**WHAT YOU ARE ASKED TO DO**
Find the string "with" in the listing and report every line that has it.

**INFORMATION SUPPLIED**
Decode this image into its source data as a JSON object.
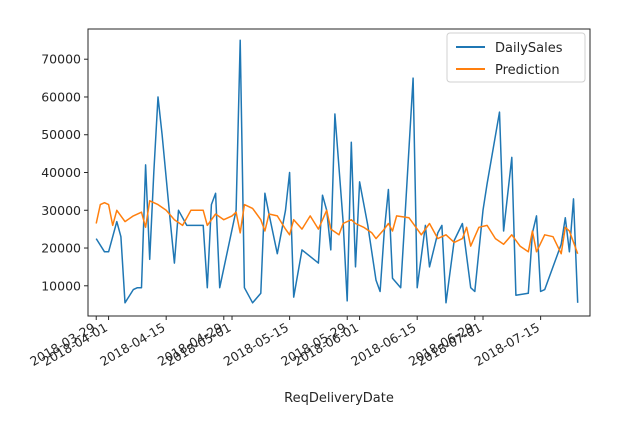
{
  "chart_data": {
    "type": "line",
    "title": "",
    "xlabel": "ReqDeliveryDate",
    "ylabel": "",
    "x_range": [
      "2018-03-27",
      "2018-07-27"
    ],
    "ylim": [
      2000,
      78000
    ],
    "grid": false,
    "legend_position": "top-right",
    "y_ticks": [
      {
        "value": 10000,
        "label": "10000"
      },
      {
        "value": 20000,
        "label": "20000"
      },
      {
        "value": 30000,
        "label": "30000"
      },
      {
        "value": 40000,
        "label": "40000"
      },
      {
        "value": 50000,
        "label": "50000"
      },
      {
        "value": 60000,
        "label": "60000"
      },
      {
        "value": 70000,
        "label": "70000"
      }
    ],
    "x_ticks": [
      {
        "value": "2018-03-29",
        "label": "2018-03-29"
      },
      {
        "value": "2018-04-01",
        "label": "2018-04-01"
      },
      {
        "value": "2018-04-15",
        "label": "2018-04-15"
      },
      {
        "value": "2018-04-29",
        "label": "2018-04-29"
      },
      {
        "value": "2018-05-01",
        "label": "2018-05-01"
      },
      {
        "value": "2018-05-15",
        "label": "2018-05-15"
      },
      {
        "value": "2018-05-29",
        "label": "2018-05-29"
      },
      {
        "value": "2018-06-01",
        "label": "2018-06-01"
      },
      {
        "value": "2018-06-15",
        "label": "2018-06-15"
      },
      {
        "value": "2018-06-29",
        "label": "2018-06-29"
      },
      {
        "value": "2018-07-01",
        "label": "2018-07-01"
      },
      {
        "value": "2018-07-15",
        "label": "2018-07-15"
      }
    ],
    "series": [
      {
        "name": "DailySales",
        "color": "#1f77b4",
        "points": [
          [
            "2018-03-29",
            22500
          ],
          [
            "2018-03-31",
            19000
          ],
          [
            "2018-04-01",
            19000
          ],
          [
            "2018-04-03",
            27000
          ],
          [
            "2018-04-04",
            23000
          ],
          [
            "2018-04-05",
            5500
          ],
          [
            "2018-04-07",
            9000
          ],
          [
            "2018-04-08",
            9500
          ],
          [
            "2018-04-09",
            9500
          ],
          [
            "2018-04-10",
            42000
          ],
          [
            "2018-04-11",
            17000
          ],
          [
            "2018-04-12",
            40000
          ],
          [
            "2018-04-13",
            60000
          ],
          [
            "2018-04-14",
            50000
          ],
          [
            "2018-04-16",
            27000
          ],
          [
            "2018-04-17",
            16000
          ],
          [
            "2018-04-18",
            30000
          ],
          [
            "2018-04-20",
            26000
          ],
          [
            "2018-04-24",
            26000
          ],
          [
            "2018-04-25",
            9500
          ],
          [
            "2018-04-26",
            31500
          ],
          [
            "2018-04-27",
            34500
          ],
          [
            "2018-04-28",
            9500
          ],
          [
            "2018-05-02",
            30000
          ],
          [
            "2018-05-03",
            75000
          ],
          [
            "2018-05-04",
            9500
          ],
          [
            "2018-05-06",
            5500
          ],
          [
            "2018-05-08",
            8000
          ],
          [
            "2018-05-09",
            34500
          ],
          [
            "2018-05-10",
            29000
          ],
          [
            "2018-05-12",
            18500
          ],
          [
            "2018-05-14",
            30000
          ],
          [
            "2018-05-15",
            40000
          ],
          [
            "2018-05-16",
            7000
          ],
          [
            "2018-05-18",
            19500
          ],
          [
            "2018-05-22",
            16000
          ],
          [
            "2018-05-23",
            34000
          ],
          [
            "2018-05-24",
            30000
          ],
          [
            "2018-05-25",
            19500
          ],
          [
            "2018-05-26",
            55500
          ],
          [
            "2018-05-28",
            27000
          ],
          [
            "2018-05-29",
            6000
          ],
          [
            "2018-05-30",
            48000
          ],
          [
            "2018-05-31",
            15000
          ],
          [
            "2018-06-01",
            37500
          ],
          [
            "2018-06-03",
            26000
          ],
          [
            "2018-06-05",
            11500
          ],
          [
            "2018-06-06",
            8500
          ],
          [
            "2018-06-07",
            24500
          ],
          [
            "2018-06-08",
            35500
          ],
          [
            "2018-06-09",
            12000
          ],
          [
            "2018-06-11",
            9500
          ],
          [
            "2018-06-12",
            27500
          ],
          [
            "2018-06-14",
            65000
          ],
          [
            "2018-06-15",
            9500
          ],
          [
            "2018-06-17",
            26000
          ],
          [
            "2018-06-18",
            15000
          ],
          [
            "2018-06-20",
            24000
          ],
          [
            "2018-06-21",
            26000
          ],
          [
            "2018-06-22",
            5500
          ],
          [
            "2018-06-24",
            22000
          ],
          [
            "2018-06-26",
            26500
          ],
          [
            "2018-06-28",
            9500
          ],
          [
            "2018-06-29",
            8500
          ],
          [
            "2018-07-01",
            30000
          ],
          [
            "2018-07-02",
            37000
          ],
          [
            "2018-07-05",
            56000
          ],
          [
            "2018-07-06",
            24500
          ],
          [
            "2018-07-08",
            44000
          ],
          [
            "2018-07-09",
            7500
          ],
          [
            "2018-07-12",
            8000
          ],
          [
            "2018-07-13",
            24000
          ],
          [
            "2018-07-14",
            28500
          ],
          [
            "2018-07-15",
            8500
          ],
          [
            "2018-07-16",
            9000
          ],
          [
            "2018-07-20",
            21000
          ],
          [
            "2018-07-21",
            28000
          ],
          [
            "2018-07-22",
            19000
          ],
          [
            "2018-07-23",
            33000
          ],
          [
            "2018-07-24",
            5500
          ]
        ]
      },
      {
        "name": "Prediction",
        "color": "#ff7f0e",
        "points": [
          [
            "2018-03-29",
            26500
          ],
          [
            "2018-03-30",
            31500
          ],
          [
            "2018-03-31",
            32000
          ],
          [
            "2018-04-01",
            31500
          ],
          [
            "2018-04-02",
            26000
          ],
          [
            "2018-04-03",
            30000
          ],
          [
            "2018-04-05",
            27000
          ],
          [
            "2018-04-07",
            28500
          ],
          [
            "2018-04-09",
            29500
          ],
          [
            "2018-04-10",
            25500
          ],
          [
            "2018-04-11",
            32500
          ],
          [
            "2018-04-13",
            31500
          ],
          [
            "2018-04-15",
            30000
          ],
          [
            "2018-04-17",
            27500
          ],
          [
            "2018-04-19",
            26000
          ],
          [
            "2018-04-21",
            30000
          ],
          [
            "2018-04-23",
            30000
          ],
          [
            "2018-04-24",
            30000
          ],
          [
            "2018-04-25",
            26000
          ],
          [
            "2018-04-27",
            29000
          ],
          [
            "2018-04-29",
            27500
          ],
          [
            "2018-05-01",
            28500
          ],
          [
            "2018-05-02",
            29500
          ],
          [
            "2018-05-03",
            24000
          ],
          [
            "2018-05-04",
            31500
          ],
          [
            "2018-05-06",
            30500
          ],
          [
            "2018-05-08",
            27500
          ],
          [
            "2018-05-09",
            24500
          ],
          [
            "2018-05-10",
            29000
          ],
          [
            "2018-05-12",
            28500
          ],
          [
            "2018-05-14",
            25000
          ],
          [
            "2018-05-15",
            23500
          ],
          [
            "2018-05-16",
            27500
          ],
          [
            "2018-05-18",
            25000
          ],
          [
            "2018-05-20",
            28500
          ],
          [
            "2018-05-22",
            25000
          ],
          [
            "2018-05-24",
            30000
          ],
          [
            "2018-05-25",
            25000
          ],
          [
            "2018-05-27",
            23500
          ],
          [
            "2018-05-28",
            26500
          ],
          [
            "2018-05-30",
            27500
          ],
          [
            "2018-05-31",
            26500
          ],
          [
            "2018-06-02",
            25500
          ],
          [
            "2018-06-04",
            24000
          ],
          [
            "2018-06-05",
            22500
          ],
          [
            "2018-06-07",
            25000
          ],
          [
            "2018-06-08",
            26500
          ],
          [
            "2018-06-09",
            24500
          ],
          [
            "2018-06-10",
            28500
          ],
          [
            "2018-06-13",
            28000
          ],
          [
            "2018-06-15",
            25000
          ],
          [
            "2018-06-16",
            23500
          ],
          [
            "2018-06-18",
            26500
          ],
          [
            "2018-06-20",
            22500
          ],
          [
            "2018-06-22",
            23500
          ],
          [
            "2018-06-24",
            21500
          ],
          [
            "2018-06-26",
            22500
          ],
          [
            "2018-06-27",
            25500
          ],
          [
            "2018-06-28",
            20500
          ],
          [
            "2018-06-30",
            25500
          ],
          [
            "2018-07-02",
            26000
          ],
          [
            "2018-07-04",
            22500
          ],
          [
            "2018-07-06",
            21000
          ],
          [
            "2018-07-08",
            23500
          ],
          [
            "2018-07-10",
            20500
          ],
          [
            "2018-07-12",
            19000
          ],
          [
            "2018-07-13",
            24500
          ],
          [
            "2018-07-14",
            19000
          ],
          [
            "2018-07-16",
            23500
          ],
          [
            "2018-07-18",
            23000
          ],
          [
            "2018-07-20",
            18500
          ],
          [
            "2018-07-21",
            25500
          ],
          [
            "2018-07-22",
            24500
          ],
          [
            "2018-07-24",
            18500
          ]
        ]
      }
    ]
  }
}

---

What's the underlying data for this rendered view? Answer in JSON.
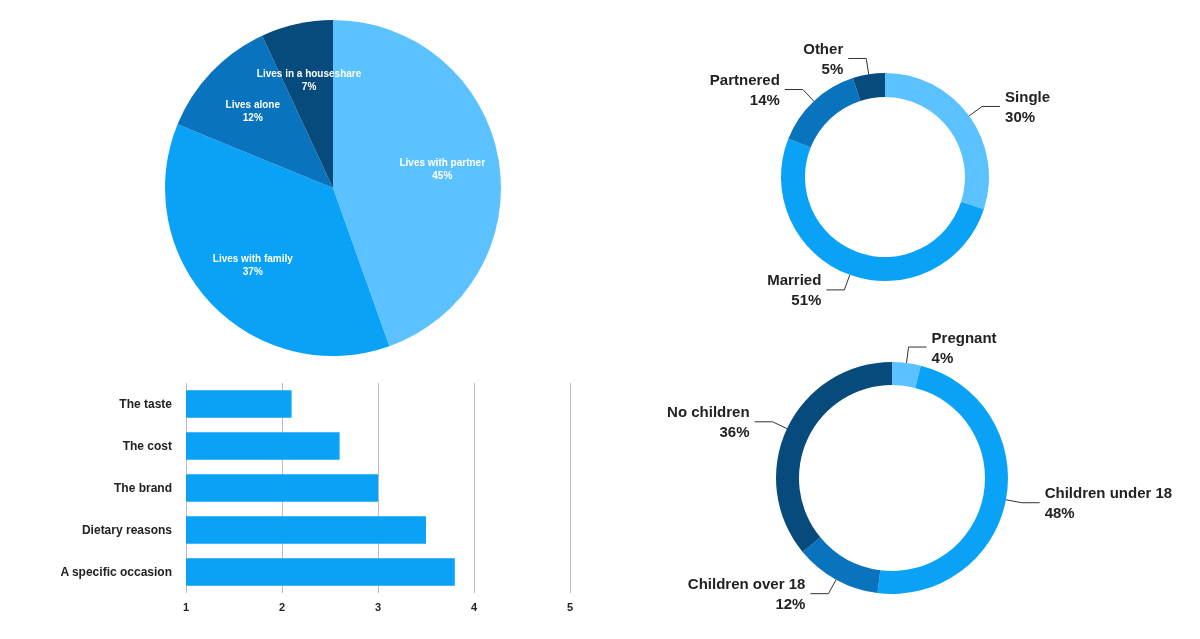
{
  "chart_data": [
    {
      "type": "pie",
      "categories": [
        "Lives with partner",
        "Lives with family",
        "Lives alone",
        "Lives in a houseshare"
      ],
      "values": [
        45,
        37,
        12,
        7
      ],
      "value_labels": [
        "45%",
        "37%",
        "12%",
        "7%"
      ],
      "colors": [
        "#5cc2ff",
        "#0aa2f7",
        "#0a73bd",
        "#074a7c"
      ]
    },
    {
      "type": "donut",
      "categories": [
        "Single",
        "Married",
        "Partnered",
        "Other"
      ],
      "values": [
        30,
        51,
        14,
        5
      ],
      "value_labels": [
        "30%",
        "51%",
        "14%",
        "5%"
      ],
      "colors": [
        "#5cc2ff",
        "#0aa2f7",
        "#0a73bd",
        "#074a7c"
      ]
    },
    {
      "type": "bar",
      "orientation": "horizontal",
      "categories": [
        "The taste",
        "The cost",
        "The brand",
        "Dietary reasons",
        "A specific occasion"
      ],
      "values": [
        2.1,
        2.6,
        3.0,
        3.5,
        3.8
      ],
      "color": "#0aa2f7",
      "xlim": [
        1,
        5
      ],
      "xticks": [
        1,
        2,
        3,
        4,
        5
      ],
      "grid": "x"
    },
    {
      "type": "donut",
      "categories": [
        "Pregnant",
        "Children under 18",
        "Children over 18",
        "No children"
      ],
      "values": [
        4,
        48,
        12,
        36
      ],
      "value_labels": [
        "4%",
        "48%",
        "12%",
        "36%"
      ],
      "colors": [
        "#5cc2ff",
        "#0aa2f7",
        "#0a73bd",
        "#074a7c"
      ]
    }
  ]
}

**SOLVED EXERCISE**
        "Lives with partner",
        "Lives with family",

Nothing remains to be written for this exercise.